● Directions
Nothing should be left out: output all of the entries exactly.
===== Data shown =====
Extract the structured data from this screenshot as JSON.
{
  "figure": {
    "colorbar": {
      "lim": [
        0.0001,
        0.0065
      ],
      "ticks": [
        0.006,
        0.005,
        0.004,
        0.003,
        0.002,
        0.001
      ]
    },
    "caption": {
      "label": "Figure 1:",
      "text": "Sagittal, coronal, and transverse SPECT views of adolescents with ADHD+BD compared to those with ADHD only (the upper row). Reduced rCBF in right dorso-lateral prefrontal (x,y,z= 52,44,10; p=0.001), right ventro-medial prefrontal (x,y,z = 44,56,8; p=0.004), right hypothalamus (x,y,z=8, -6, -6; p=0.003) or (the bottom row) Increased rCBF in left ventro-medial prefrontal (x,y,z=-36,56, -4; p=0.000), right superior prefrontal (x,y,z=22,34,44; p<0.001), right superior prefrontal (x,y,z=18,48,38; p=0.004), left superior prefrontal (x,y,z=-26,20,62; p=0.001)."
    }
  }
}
=====
● Response to the exercise
Extract the structured data from this screenshot as JSON.
{
  "figure": {
    "colorbar": {
      "lim": [
        0.0001,
        0.0065
      ],
      "ticks": [
        0.006,
        0.005,
        0.004,
        0.003,
        0.002,
        0.001
      ]
    },
    "caption": {
      "label": "Figure 1:",
      "text": "Sagittal, coronal, and transverse SPECT views of adolescents with ADHD+BD compared to those with ADHD only (the upper row). Reduced rCBF in right dorso-lateral prefrontal (x,y,z= 52,44,10; p=0.001), right ventro-medial prefrontal (x,y,z = 44,56,8; p=0.004), right hypothalamus (x,y,z=8, -6, -6; p=0.003) or (the bottom row) Increased rCBF in left ventro-medial prefrontal (x,y,z=-36,56, -4; p=0.000), right superior prefrontal (x,y,z=22,34,44; p<0.001), right superior prefrontal (x,y,z=18,48,38; p=0.004), left superior prefrontal (x,y,z=-26,20,62; p=0.001)."
    }
  }
}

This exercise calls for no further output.